**Task instructions:** Copy out every line that contains "Profissional".

____

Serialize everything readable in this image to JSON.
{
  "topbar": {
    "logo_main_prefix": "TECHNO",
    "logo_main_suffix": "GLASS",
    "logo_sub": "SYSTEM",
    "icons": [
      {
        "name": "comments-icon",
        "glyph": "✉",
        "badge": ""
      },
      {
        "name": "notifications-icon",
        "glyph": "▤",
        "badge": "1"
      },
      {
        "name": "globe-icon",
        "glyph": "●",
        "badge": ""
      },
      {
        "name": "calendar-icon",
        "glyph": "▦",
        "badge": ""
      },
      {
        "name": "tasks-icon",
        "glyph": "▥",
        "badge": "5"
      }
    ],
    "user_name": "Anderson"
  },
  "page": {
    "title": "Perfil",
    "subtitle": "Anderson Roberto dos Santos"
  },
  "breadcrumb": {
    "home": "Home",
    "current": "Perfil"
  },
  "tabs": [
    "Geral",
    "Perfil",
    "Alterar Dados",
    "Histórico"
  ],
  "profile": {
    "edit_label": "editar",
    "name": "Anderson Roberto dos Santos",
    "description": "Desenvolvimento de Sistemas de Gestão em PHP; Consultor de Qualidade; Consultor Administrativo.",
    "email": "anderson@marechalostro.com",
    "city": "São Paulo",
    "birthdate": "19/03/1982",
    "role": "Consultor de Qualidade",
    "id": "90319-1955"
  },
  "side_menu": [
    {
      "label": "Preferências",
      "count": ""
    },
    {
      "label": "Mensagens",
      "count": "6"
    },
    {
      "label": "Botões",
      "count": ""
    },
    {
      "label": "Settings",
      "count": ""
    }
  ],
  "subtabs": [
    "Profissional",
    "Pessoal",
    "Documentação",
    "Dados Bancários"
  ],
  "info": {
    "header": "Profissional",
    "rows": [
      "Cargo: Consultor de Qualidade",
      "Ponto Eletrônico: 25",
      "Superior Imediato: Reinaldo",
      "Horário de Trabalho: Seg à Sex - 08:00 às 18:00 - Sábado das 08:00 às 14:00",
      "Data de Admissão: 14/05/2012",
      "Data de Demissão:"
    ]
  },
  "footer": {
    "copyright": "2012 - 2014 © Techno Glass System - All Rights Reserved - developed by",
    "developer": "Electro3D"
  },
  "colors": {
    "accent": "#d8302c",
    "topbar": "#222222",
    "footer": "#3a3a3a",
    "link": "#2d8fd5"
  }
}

____

**Solution for this problem:**
    "Profissional",
    "header": "Profissional",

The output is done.